Work to do → Check each line of the data below for the word "https", then extract the ones that have it.

━━━ Information provided ━━━

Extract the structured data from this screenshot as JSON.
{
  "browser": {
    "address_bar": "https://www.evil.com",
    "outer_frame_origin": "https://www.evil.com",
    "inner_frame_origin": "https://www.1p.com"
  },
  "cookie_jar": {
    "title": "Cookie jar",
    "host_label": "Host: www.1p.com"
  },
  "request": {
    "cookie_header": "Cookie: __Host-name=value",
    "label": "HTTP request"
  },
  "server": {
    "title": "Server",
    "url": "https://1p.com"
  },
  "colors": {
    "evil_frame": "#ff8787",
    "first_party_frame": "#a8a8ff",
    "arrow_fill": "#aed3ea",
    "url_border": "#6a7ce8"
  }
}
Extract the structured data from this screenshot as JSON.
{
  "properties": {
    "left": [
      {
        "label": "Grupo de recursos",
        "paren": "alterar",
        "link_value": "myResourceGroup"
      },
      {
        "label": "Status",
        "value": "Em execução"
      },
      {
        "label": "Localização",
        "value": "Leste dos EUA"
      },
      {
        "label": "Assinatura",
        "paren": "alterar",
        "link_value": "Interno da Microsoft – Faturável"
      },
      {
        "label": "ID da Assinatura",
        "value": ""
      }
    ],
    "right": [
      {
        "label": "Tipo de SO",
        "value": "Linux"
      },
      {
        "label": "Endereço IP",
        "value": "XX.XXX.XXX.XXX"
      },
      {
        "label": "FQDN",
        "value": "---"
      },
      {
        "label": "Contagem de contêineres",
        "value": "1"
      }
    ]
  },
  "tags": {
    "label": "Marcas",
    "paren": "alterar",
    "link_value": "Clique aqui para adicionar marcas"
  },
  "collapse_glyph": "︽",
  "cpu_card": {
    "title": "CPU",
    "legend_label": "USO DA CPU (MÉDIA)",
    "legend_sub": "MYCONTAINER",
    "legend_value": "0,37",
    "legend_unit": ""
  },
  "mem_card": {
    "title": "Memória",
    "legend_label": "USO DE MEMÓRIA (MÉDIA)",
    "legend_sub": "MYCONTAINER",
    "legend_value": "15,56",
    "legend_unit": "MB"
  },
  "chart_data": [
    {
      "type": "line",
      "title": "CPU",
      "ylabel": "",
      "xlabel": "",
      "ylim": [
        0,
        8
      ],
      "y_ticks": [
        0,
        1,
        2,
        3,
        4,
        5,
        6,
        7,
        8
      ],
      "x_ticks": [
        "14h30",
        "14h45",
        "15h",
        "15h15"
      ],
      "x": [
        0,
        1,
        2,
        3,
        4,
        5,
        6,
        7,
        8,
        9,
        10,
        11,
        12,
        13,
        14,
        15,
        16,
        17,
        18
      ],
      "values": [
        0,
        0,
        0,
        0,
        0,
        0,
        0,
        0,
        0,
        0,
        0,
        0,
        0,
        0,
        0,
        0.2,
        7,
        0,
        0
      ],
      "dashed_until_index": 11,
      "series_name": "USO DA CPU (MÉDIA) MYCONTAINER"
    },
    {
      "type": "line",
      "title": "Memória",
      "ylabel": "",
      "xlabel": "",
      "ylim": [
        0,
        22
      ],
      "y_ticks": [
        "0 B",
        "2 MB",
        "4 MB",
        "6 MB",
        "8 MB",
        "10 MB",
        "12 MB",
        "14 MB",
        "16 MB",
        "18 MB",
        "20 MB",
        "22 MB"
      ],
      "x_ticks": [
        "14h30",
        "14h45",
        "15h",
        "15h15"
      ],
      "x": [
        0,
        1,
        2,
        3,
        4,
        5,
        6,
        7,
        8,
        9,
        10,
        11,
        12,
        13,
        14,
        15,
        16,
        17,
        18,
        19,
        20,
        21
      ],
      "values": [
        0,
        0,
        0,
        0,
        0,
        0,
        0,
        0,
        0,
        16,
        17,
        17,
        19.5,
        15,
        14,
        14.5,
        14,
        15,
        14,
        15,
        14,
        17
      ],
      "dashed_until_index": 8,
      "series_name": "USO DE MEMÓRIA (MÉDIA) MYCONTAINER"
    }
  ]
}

━━━

The completed task →
    "address_bar": "https://www.evil.com",
    "outer_frame_origin": "https://www.evil.com",
    "inner_frame_origin": "https://www.1p.com"
    "url": "https://1p.com"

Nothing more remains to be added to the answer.